Report the number of lines containing "India", with no other words.

## Input material:
— Start —
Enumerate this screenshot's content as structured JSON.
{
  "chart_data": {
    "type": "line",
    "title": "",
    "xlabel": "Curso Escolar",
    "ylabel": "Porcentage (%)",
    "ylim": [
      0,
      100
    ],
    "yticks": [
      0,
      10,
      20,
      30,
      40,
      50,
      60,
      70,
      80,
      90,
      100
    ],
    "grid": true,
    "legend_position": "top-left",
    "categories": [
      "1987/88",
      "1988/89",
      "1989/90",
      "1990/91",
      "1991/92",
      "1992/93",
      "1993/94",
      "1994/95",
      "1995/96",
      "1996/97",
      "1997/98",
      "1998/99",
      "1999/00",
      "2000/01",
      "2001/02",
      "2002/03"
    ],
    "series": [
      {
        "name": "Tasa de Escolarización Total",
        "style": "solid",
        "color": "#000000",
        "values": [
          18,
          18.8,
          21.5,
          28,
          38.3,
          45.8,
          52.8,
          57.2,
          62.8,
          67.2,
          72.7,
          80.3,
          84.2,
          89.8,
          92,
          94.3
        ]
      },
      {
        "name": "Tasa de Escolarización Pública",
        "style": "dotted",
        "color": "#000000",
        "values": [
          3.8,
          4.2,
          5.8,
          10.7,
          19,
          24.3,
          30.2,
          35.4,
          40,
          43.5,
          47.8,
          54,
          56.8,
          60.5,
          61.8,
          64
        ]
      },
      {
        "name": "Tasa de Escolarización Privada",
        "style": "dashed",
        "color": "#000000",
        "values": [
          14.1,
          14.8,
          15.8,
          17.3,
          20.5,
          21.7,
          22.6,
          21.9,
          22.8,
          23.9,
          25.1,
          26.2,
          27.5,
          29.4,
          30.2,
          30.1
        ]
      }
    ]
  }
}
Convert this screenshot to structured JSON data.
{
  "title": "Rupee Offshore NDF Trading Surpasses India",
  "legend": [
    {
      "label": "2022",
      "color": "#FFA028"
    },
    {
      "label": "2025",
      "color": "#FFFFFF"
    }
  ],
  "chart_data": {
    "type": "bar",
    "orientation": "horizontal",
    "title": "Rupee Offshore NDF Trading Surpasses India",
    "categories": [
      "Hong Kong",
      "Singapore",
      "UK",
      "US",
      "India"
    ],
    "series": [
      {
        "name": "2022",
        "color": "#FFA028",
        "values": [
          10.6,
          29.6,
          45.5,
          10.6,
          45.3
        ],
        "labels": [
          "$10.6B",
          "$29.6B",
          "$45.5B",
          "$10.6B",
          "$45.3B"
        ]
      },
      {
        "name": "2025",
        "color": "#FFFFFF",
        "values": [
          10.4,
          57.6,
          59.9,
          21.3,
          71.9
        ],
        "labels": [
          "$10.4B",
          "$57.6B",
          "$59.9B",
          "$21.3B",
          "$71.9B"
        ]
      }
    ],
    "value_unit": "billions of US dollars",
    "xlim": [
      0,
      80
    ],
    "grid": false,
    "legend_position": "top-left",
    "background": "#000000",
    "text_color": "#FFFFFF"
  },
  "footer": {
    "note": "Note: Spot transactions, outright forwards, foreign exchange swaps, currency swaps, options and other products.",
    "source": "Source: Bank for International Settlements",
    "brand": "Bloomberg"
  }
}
— End —
## Solution to this exercise:
3